→ **DATA RECORDS**
[Start of section]

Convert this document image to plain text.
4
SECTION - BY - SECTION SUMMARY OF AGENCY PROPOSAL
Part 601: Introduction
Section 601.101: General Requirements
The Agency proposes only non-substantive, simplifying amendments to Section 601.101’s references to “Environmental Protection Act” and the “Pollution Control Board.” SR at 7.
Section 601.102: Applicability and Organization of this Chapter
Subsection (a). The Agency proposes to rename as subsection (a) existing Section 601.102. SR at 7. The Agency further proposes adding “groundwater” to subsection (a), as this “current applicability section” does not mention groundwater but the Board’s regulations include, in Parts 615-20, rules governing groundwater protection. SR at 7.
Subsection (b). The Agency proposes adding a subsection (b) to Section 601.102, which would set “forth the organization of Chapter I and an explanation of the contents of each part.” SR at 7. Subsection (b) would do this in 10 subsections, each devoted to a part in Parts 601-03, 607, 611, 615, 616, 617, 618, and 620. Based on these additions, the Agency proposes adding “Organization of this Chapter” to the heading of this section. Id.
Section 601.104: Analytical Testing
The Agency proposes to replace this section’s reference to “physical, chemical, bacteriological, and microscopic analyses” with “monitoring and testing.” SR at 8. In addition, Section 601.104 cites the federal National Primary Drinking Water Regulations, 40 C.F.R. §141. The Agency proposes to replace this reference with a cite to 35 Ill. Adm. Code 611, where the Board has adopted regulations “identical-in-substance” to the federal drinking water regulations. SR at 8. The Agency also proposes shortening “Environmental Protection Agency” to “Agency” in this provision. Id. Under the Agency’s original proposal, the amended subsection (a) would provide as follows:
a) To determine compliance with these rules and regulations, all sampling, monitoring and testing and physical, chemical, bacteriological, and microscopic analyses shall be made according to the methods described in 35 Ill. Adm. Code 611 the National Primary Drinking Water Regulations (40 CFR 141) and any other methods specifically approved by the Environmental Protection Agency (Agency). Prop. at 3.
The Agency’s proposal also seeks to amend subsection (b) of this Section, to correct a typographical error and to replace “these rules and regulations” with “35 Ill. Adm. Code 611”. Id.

[End of section]

→ **EXERCISE REQUIREMENTS**
Please restate every line of the records exactly.

→ **ANSWER SECTION**
Convert this document image to plain text.
4
SECTION - BY - SECTION SUMMARY OF AGENCY PROPOSAL
Part 601: Introduction
Section 601.101: General Requirements
The Agency proposes only non-substantive, simplifying amendments to Section 601.101’s references to “Environmental Protection Act” and the “Pollution Control Board.” SR at 7.
Section 601.102: Applicability and Organization of this Chapter
Subsection (a). The Agency proposes to rename as subsection (a) existing Section 601.102. SR at 7. The Agency further proposes adding “groundwater” to subsection (a), as this “current applicability section” does not mention groundwater but the Board’s regulations include, in Parts 615-20, rules governing groundwater protection. SR at 7.
Subsection (b). The Agency proposes adding a subsection (b) to Section 601.102, which would set “forth the organization of Chapter I and an explanation of the contents of each part.” SR at 7. Subsection (b) would do this in 10 subsections, each devoted to a part in Parts 601-03, 607, 611, 615, 616, 617, 618, and 620. Based on these additions, the Agency proposes adding “Organization of this Chapter” to the heading of this section. Id.
Section 601.104: Analytical Testing
The Agency proposes to replace this section’s reference to “physical, chemical, bacteriological, and microscopic analyses” with “monitoring and testing.” SR at 8. In addition, Section 601.104 cites the federal National Primary Drinking Water Regulations, 40 C.F.R. §141. The Agency proposes to replace this reference with a cite to 35 Ill. Adm. Code 611, where the Board has adopted regulations “identical-in-substance” to the federal drinking water regulations. SR at 8. The Agency also proposes shortening “Environmental Protection Agency” to “Agency” in this provision. Id. Under the Agency’s original proposal, the amended subsection (a) would provide as follows:
a) To determine compliance with these rules and regulations, all sampling, monitoring and testing and physical, chemical, bacteriological, and microscopic analyses shall be made according to the methods described in 35 Ill. Adm. Code 611 the National Primary Drinking Water Regulations (40 CFR 141) and any other methods specifically approved by the Environmental Protection Agency (Agency). Prop. at 3.
The Agency’s proposal also seeks to amend subsection (b) of this Section, to correct a typographical error and to replace “these rules and regulations” with “35 Ill. Adm. Code 611”. Id.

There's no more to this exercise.